— Start of Provided entries —

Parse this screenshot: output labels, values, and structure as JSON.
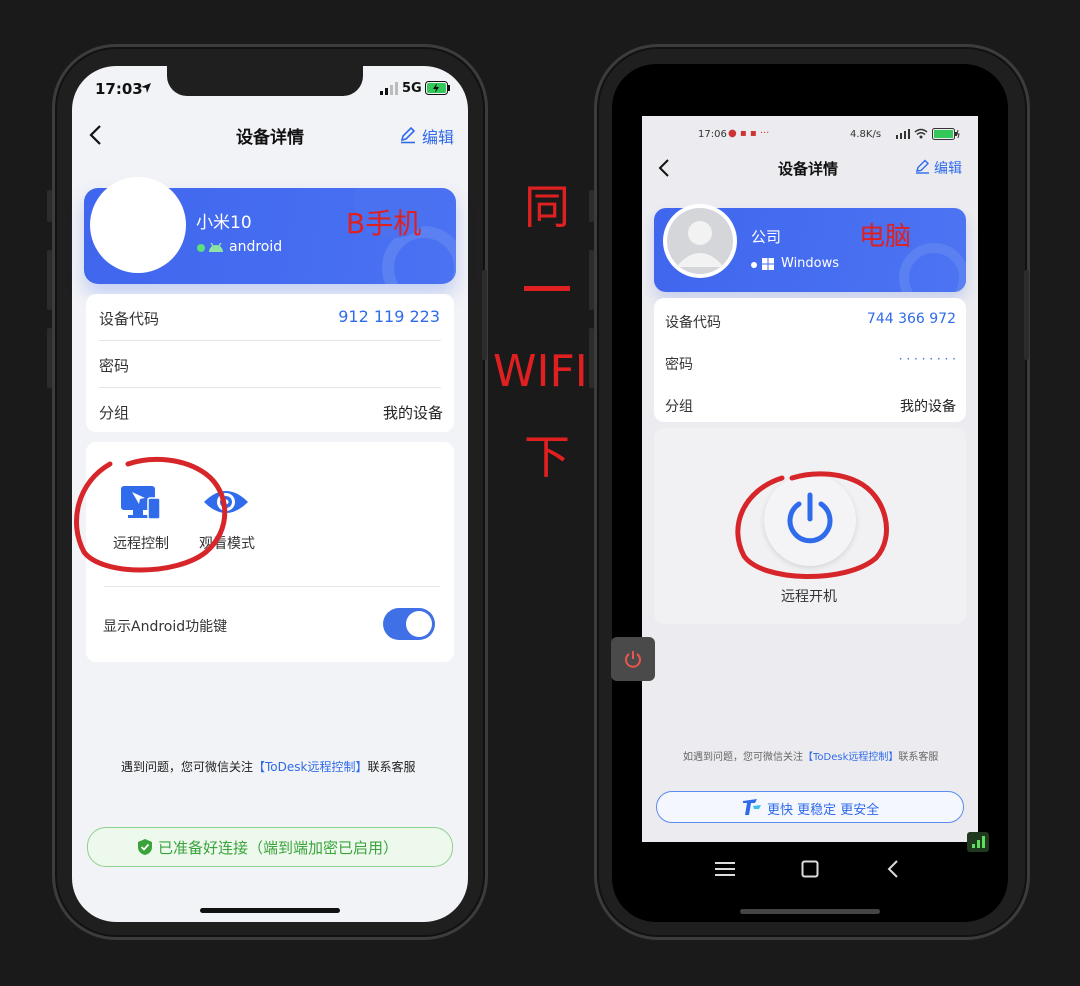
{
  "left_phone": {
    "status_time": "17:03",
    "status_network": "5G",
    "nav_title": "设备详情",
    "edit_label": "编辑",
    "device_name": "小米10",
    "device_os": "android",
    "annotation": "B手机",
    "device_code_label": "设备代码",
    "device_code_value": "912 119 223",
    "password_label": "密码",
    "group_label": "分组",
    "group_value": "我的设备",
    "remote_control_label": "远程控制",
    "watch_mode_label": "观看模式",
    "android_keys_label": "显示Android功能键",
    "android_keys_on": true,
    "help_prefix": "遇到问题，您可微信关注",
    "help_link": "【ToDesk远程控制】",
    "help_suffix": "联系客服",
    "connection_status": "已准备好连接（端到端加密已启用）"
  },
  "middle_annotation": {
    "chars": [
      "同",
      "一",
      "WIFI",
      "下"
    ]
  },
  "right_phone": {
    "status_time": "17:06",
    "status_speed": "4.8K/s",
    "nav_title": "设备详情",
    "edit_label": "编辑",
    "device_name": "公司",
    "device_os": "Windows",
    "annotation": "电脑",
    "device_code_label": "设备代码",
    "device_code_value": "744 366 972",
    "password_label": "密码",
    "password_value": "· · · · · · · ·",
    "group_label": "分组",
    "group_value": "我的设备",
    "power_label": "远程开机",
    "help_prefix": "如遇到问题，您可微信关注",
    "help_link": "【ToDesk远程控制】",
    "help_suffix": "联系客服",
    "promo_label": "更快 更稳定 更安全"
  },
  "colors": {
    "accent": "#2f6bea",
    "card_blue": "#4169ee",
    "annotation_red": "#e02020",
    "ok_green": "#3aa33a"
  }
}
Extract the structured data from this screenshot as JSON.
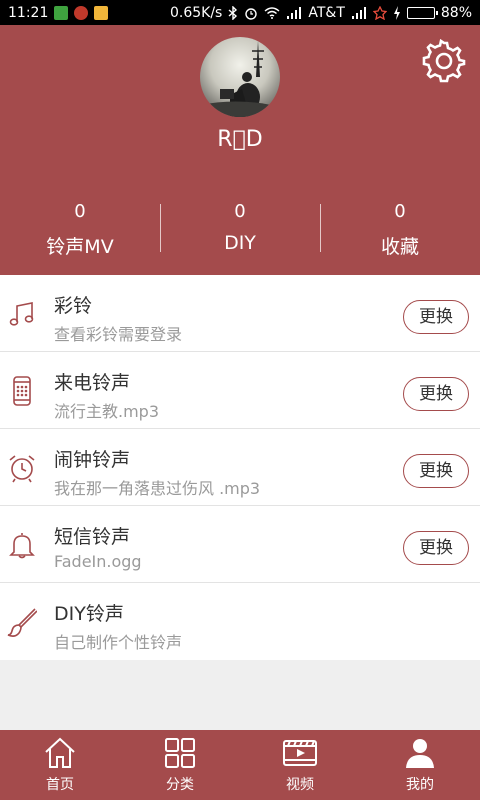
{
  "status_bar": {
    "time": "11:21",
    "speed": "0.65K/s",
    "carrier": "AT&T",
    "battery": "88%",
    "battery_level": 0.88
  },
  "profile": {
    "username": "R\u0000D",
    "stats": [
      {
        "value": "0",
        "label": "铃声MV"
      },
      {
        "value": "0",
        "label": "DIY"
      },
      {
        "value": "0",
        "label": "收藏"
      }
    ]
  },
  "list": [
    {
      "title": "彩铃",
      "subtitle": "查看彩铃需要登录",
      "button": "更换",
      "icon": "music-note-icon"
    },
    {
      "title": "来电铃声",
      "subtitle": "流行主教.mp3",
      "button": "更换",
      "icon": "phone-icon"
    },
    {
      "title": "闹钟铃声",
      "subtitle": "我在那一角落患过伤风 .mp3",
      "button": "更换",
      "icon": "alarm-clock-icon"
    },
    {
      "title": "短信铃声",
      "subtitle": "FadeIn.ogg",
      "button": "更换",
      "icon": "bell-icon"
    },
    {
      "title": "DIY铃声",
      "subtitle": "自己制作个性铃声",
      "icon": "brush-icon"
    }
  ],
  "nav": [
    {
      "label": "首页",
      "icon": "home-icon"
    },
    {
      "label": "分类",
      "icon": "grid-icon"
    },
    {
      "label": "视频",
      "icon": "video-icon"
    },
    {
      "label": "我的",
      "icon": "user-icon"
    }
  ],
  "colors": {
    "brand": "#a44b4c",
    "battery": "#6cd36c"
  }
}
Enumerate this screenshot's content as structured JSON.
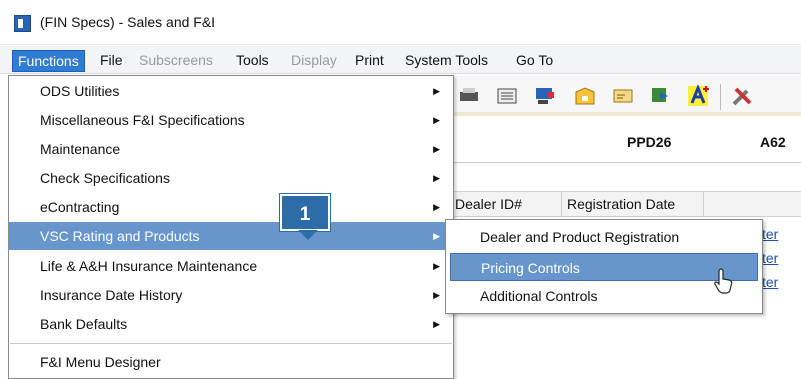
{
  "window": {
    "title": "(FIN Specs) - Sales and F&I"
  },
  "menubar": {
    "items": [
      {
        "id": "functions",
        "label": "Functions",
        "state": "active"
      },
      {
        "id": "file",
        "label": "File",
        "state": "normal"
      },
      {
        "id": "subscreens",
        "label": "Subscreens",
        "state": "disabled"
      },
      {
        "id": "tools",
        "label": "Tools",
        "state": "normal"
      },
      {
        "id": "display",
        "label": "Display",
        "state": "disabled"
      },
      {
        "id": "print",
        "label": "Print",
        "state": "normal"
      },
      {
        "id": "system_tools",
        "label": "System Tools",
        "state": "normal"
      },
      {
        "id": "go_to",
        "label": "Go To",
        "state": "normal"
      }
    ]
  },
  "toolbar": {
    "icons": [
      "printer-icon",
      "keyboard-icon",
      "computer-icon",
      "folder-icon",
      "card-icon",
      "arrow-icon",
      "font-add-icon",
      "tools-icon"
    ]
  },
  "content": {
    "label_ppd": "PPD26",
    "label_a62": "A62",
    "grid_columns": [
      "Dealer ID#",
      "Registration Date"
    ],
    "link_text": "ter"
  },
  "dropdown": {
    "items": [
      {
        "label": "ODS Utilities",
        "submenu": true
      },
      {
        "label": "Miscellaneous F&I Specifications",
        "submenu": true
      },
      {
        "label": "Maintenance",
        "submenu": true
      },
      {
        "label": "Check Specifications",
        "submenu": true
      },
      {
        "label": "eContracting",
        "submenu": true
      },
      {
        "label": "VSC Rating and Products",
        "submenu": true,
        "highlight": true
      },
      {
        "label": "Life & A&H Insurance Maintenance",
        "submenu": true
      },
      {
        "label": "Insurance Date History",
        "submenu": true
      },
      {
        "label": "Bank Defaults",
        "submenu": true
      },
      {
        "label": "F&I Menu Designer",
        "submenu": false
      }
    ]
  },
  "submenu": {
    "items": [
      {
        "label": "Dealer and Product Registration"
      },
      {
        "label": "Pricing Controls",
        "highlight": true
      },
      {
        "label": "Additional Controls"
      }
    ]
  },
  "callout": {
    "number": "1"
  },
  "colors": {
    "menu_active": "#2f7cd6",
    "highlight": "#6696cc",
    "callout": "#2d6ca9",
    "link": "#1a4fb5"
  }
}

— End of Provided entries —

» Short problem: Repeat the data exactly, without the pictures.

» Reply:
Parse this screenshot: output labels, values, and structure as JSON.
{
  "left_phone": {
    "status_time": "17:03",
    "status_network": "5G",
    "nav_title": "设备详情",
    "edit_label": "编辑",
    "device_name": "小米10",
    "device_os": "android",
    "annotation": "B手机",
    "device_code_label": "设备代码",
    "device_code_value": "912 119 223",
    "password_label": "密码",
    "group_label": "分组",
    "group_value": "我的设备",
    "remote_control_label": "远程控制",
    "watch_mode_label": "观看模式",
    "android_keys_label": "显示Android功能键",
    "android_keys_on": true,
    "help_prefix": "遇到问题，您可微信关注",
    "help_link": "【ToDesk远程控制】",
    "help_suffix": "联系客服",
    "connection_status": "已准备好连接（端到端加密已启用）"
  },
  "middle_annotation": {
    "chars": [
      "同",
      "一",
      "WIFI",
      "下"
    ]
  },
  "right_phone": {
    "status_time": "17:06",
    "status_speed": "4.8K/s",
    "nav_title": "设备详情",
    "edit_label": "编辑",
    "device_name": "公司",
    "device_os": "Windows",
    "annotation": "电脑",
    "device_code_label": "设备代码",
    "device_code_value": "744 366 972",
    "password_label": "密码",
    "password_value": "· · · · · · · ·",
    "group_label": "分组",
    "group_value": "我的设备",
    "power_label": "远程开机",
    "help_prefix": "如遇到问题，您可微信关注",
    "help_link": "【ToDesk远程控制】",
    "help_suffix": "联系客服",
    "promo_label": "更快 更稳定 更安全"
  },
  "colors": {
    "accent": "#2f6bea",
    "card_blue": "#4169ee",
    "annotation_red": "#e02020",
    "ok_green": "#3aa33a"
  }
}
Extract the structured data from this screenshot as JSON.
{
  "status_bar": {
    "time": "11:21",
    "speed": "0.65K/s",
    "carrier": "AT&T",
    "battery": "88%",
    "battery_level": 0.88
  },
  "profile": {
    "username": "R\u0000D",
    "stats": [
      {
        "value": "0",
        "label": "铃声MV"
      },
      {
        "value": "0",
        "label": "DIY"
      },
      {
        "value": "0",
        "label": "收藏"
      }
    ]
  },
  "list": [
    {
      "title": "彩铃",
      "subtitle": "查看彩铃需要登录",
      "button": "更换",
      "icon": "music-note-icon"
    },
    {
      "title": "来电铃声",
      "subtitle": "流行主教.mp3",
      "button": "更换",
      "icon": "phone-icon"
    },
    {
      "title": "闹钟铃声",
      "subtitle": "我在那一角落患过伤风 .mp3",
      "button": "更换",
      "icon": "alarm-clock-icon"
    },
    {
      "title": "短信铃声",
      "subtitle": "FadeIn.ogg",
      "button": "更换",
      "icon": "bell-icon"
    },
    {
      "title": "DIY铃声",
      "subtitle": "自己制作个性铃声",
      "icon": "brush-icon"
    }
  ],
  "nav": [
    {
      "label": "首页",
      "icon": "home-icon"
    },
    {
      "label": "分类",
      "icon": "grid-icon"
    },
    {
      "label": "视频",
      "icon": "video-icon"
    },
    {
      "label": "我的",
      "icon": "user-icon"
    }
  ],
  "colors": {
    "brand": "#a44b4c",
    "battery": "#6cd36c"
  }
}
Enumerate this screenshot's content as structured JSON.
{
  "window": {
    "title": "(FIN Specs) - Sales and F&I"
  },
  "menubar": {
    "items": [
      {
        "id": "functions",
        "label": "Functions",
        "state": "active"
      },
      {
        "id": "file",
        "label": "File",
        "state": "normal"
      },
      {
        "id": "subscreens",
        "label": "Subscreens",
        "state": "disabled"
      },
      {
        "id": "tools",
        "label": "Tools",
        "state": "normal"
      },
      {
        "id": "display",
        "label": "Display",
        "state": "disabled"
      },
      {
        "id": "print",
        "label": "Print",
        "state": "normal"
      },
      {
        "id": "system_tools",
        "label": "System Tools",
        "state": "normal"
      },
      {
        "id": "go_to",
        "label": "Go To",
        "state": "normal"
      }
    ]
  },
  "toolbar": {
    "icons": [
      "printer-icon",
      "keyboard-icon",
      "computer-icon",
      "folder-icon",
      "card-icon",
      "arrow-icon",
      "font-add-icon",
      "tools-icon"
    ]
  },
  "content": {
    "label_ppd": "PPD26",
    "label_a62": "A62",
    "grid_columns": [
      "Dealer ID#",
      "Registration Date"
    ],
    "link_text": "ter"
  },
  "dropdown": {
    "items": [
      {
        "label": "ODS Utilities",
        "submenu": true
      },
      {
        "label": "Miscellaneous F&I Specifications",
        "submenu": true
      },
      {
        "label": "Maintenance",
        "submenu": true
      },
      {
        "label": "Check Specifications",
        "submenu": true
      },
      {
        "label": "eContracting",
        "submenu": true
      },
      {
        "label": "VSC Rating and Products",
        "submenu": true,
        "highlight": true
      },
      {
        "label": "Life & A&H Insurance Maintenance",
        "submenu": true
      },
      {
        "label": "Insurance Date History",
        "submenu": true
      },
      {
        "label": "Bank Defaults",
        "submenu": true
      },
      {
        "label": "F&I Menu Designer",
        "submenu": false
      }
    ]
  },
  "submenu": {
    "items": [
      {
        "label": "Dealer and Product Registration"
      },
      {
        "label": "Pricing Controls",
        "highlight": true
      },
      {
        "label": "Additional Controls"
      }
    ]
  },
  "callout": {
    "number": "1"
  },
  "colors": {
    "menu_active": "#2f7cd6",
    "highlight": "#6696cc",
    "callout": "#2d6ca9",
    "link": "#1a4fb5"
  }
}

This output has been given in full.